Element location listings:
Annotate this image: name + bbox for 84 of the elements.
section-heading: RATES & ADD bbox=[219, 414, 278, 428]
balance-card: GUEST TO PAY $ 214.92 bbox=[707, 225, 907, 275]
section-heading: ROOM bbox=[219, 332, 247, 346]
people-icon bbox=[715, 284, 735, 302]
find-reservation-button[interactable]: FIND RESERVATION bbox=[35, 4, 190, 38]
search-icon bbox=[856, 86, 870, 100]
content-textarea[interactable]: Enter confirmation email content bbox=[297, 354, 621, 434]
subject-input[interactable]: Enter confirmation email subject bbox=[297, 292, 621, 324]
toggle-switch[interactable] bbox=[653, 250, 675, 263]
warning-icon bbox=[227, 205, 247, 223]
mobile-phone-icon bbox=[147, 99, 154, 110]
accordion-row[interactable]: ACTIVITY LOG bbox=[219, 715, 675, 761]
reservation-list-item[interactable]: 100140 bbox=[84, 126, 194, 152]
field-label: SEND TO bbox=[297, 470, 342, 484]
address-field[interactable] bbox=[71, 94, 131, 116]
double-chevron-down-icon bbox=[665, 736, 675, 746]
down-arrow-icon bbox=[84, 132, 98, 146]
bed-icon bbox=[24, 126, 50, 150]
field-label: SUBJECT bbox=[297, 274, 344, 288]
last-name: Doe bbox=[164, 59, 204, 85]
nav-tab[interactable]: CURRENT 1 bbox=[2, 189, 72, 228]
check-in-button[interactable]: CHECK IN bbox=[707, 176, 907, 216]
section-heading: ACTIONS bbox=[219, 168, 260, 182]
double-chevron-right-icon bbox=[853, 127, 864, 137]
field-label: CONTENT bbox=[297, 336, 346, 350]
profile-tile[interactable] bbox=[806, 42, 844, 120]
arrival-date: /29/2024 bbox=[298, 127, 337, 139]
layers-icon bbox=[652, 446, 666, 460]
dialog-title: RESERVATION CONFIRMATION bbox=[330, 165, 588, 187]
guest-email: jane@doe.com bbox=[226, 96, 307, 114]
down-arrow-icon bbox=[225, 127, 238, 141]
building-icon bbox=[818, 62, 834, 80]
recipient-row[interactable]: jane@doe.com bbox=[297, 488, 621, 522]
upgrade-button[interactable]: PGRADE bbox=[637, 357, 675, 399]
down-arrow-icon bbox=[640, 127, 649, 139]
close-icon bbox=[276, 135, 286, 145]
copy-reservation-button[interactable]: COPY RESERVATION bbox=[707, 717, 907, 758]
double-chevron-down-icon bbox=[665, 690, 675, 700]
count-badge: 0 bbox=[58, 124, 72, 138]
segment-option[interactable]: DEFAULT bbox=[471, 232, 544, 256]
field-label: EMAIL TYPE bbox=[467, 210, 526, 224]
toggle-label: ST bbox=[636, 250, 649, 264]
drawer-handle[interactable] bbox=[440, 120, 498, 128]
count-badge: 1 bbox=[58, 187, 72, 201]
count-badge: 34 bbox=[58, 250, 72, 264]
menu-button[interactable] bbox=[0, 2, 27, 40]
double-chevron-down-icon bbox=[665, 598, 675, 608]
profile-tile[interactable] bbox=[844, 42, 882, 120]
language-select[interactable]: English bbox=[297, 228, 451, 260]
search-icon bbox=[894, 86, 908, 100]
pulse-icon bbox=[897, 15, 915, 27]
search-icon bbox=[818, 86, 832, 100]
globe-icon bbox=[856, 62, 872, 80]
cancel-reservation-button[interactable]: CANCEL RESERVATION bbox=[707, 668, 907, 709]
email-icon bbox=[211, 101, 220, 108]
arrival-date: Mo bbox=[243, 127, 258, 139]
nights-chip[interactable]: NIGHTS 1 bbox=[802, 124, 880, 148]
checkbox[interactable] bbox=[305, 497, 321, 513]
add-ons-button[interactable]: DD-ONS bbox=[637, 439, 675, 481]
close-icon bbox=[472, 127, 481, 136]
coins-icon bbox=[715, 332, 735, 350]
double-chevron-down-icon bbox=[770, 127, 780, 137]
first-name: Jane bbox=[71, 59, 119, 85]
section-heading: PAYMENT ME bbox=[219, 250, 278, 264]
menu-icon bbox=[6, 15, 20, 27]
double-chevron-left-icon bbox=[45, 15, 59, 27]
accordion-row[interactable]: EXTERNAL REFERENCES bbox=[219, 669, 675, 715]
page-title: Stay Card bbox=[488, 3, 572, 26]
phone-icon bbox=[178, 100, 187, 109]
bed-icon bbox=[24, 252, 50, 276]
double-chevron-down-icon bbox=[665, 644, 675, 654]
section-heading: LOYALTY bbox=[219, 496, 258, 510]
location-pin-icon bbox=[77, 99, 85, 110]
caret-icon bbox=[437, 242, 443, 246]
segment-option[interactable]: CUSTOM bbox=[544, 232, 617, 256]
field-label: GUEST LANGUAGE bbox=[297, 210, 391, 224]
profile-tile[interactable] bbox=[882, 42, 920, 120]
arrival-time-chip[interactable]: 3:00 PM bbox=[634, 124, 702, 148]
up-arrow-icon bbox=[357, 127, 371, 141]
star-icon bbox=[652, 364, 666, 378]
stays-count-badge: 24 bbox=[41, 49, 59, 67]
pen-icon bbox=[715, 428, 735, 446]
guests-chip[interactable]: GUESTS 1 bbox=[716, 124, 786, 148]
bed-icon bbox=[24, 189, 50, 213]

Exercise objective:
Reproduce the records above, substituting "bounds" for every occurrence of "bbox" and leaving everything else unchanged.

Result below:
Annotate this image: name + bounds for 84 of the elements.
section-heading: RATES & ADD bounds=[219, 414, 278, 428]
balance-card: GUEST TO PAY $ 214.92 bounds=[707, 225, 907, 275]
section-heading: ROOM bounds=[219, 332, 247, 346]
people-icon bounds=[715, 284, 735, 302]
find-reservation-button[interactable]: FIND RESERVATION bounds=[35, 4, 190, 38]
search-icon bounds=[856, 86, 870, 100]
content-textarea[interactable]: Enter confirmation email content bounds=[297, 354, 621, 434]
subject-input[interactable]: Enter confirmation email subject bounds=[297, 292, 621, 324]
toggle-switch[interactable] bounds=[653, 250, 675, 263]
warning-icon bounds=[227, 205, 247, 223]
mobile-phone-icon bounds=[147, 99, 154, 110]
accordion-row[interactable]: ACTIVITY LOG bounds=[219, 715, 675, 761]
reservation-list-item[interactable]: 100140 bounds=[84, 126, 194, 152]
field-label: SEND TO bounds=[297, 470, 342, 484]
address-field[interactable] bounds=[71, 94, 131, 116]
double-chevron-down-icon bounds=[665, 736, 675, 746]
down-arrow-icon bounds=[84, 132, 98, 146]
bed-icon bounds=[24, 126, 50, 150]
field-label: SUBJECT bounds=[297, 274, 344, 288]
last-name: Doe bounds=[164, 59, 204, 85]
nav-tab[interactable]: CURRENT 1 bounds=[2, 189, 72, 228]
check-in-button[interactable]: CHECK IN bounds=[707, 176, 907, 216]
section-heading: ACTIONS bounds=[219, 168, 260, 182]
double-chevron-right-icon bounds=[853, 127, 864, 137]
field-label: CONTENT bounds=[297, 336, 346, 350]
profile-tile[interactable] bounds=[806, 42, 844, 120]
arrival-date: /29/2024 bounds=[298, 127, 337, 139]
layers-icon bounds=[652, 446, 666, 460]
dialog-title: RESERVATION CONFIRMATION bounds=[330, 165, 588, 187]
guest-email: jane@doe.com bounds=[226, 96, 307, 114]
down-arrow-icon bounds=[225, 127, 238, 141]
building-icon bounds=[818, 62, 834, 80]
recipient-row[interactable]: jane@doe.com bounds=[297, 488, 621, 522]
upgrade-button[interactable]: PGRADE bounds=[637, 357, 675, 399]
down-arrow-icon bounds=[640, 127, 649, 139]
close-icon bounds=[276, 135, 286, 145]
copy-reservation-button[interactable]: COPY RESERVATION bounds=[707, 717, 907, 758]
double-chevron-down-icon bounds=[665, 690, 675, 700]
count-badge: 0 bounds=[58, 124, 72, 138]
segment-option[interactable]: DEFAULT bounds=[471, 232, 544, 256]
field-label: EMAIL TYPE bounds=[467, 210, 526, 224]
toggle-label: ST bounds=[636, 250, 649, 264]
drawer-handle[interactable] bounds=[440, 120, 498, 128]
count-badge: 1 bounds=[58, 187, 72, 201]
count-badge: 34 bounds=[58, 250, 72, 264]
menu-button[interactable] bounds=[0, 2, 27, 40]
double-chevron-down-icon bounds=[665, 598, 675, 608]
profile-tile[interactable] bounds=[844, 42, 882, 120]
language-select[interactable]: English bounds=[297, 228, 451, 260]
search-icon bounds=[894, 86, 908, 100]
pulse-icon bounds=[897, 15, 915, 27]
search-icon bounds=[818, 86, 832, 100]
globe-icon bounds=[856, 62, 872, 80]
cancel-reservation-button[interactable]: CANCEL RESERVATION bounds=[707, 668, 907, 709]
email-icon bounds=[211, 101, 220, 108]
arrival-date: Mo bounds=[243, 127, 258, 139]
nights-chip[interactable]: NIGHTS 1 bounds=[802, 124, 880, 148]
checkbox[interactable] bounds=[305, 497, 321, 513]
add-ons-button[interactable]: DD-ONS bounds=[637, 439, 675, 481]
close-icon bounds=[472, 127, 481, 136]
coins-icon bounds=[715, 332, 735, 350]
double-chevron-down-icon bounds=[770, 127, 780, 137]
first-name: Jane bounds=[71, 59, 119, 85]
section-heading: PAYMENT ME bounds=[219, 250, 278, 264]
menu-icon bounds=[6, 15, 20, 27]
double-chevron-left-icon bounds=[45, 15, 59, 27]
accordion-row[interactable]: EXTERNAL REFERENCES bounds=[219, 669, 675, 715]
page-title: Stay Card bounds=[488, 3, 572, 26]
phone-icon bounds=[178, 100, 187, 109]
bed-icon bounds=[24, 252, 50, 276]
double-chevron-down-icon bounds=[665, 644, 675, 654]
section-heading: LOYALTY bounds=[219, 496, 258, 510]
location-pin-icon bounds=[77, 99, 85, 110]
caret-icon bounds=[437, 242, 443, 246]
segment-option[interactable]: CUSTOM bounds=[544, 232, 617, 256]
field-label: GUEST LANGUAGE bounds=[297, 210, 391, 224]
profile-tile[interactable] bounds=[882, 42, 920, 120]
arrival-time-chip[interactable]: 3:00 PM bounds=[634, 124, 702, 148]
up-arrow-icon bounds=[357, 127, 371, 141]
star-icon bounds=[652, 364, 666, 378]
stays-count-badge: 24 bounds=[41, 49, 59, 67]
pen-icon bounds=[715, 428, 735, 446]
guests-chip[interactable]: GUESTS 1 bounds=[716, 124, 786, 148]
bed-icon bounds=[24, 189, 50, 213]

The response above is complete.